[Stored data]
※

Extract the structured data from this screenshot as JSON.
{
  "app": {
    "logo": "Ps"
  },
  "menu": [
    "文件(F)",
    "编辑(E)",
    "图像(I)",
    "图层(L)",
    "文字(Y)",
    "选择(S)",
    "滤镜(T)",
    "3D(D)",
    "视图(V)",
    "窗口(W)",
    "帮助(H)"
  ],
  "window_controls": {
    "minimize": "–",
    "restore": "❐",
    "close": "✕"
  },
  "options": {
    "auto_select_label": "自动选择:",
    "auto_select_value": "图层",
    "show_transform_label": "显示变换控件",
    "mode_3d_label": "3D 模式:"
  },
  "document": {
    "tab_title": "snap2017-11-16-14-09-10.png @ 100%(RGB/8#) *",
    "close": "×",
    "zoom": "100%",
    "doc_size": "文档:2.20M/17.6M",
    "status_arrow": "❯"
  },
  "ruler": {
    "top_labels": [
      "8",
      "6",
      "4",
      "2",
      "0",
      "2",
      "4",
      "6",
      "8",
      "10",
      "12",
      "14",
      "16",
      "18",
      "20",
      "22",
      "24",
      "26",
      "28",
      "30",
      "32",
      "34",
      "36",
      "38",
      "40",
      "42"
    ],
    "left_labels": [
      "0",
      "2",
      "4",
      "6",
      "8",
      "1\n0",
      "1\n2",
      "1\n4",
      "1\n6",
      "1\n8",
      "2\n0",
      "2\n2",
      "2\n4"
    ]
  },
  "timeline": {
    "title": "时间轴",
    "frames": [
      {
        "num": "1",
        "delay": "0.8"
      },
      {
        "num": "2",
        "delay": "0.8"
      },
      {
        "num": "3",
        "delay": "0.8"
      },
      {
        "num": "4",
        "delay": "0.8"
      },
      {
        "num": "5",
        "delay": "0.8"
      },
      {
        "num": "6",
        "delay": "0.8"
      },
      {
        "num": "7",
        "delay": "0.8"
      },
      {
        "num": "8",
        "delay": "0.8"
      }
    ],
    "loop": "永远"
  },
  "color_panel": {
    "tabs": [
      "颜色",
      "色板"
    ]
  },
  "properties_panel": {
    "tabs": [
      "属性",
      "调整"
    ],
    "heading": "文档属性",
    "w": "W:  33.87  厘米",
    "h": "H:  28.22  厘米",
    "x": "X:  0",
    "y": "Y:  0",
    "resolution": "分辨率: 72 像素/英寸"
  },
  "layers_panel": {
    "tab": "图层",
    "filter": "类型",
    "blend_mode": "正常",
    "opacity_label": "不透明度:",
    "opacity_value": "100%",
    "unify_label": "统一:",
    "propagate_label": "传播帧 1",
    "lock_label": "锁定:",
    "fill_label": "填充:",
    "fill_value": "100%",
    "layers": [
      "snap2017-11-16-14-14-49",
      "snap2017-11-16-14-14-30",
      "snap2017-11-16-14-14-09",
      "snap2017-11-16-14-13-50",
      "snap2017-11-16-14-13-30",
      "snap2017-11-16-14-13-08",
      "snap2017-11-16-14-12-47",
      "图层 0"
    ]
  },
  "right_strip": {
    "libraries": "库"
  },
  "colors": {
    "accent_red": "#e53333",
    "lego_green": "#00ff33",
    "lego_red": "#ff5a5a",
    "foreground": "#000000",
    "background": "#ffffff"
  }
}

※

--- Task prompt ---
All entries shown above should be printed again exactly.

--- Completed task ---
Extract the structured data from this screenshot as JSON.
{
  "app": {
    "logo": "Ps"
  },
  "menu": [
    "文件(F)",
    "编辑(E)",
    "图像(I)",
    "图层(L)",
    "文字(Y)",
    "选择(S)",
    "滤镜(T)",
    "3D(D)",
    "视图(V)",
    "窗口(W)",
    "帮助(H)"
  ],
  "window_controls": {
    "minimize": "–",
    "restore": "❐",
    "close": "✕"
  },
  "options": {
    "auto_select_label": "自动选择:",
    "auto_select_value": "图层",
    "show_transform_label": "显示变换控件",
    "mode_3d_label": "3D 模式:"
  },
  "document": {
    "tab_title": "snap2017-11-16-14-09-10.png @ 100%(RGB/8#) *",
    "close": "×",
    "zoom": "100%",
    "doc_size": "文档:2.20M/17.6M",
    "status_arrow": "❯"
  },
  "ruler": {
    "top_labels": [
      "8",
      "6",
      "4",
      "2",
      "0",
      "2",
      "4",
      "6",
      "8",
      "10",
      "12",
      "14",
      "16",
      "18",
      "20",
      "22",
      "24",
      "26",
      "28",
      "30",
      "32",
      "34",
      "36",
      "38",
      "40",
      "42"
    ],
    "left_labels": [
      "0",
      "2",
      "4",
      "6",
      "8",
      "1\n0",
      "1\n2",
      "1\n4",
      "1\n6",
      "1\n8",
      "2\n0",
      "2\n2",
      "2\n4"
    ]
  },
  "timeline": {
    "title": "时间轴",
    "frames": [
      {
        "num": "1",
        "delay": "0.8"
      },
      {
        "num": "2",
        "delay": "0.8"
      },
      {
        "num": "3",
        "delay": "0.8"
      },
      {
        "num": "4",
        "delay": "0.8"
      },
      {
        "num": "5",
        "delay": "0.8"
      },
      {
        "num": "6",
        "delay": "0.8"
      },
      {
        "num": "7",
        "delay": "0.8"
      },
      {
        "num": "8",
        "delay": "0.8"
      }
    ],
    "loop": "永远"
  },
  "color_panel": {
    "tabs": [
      "颜色",
      "色板"
    ]
  },
  "properties_panel": {
    "tabs": [
      "属性",
      "调整"
    ],
    "heading": "文档属性",
    "w": "W:  33.87  厘米",
    "h": "H:  28.22  厘米",
    "x": "X:  0",
    "y": "Y:  0",
    "resolution": "分辨率: 72 像素/英寸"
  },
  "layers_panel": {
    "tab": "图层",
    "filter": "类型",
    "blend_mode": "正常",
    "opacity_label": "不透明度:",
    "opacity_value": "100%",
    "unify_label": "统一:",
    "propagate_label": "传播帧 1",
    "lock_label": "锁定:",
    "fill_label": "填充:",
    "fill_value": "100%",
    "layers": [
      "snap2017-11-16-14-14-49",
      "snap2017-11-16-14-14-30",
      "snap2017-11-16-14-14-09",
      "snap2017-11-16-14-13-50",
      "snap2017-11-16-14-13-30",
      "snap2017-11-16-14-13-08",
      "snap2017-11-16-14-12-47",
      "图层 0"
    ]
  },
  "right_strip": {
    "libraries": "库"
  },
  "colors": {
    "accent_red": "#e53333",
    "lego_green": "#00ff33",
    "lego_red": "#ff5a5a",
    "foreground": "#000000",
    "background": "#ffffff"
  }
}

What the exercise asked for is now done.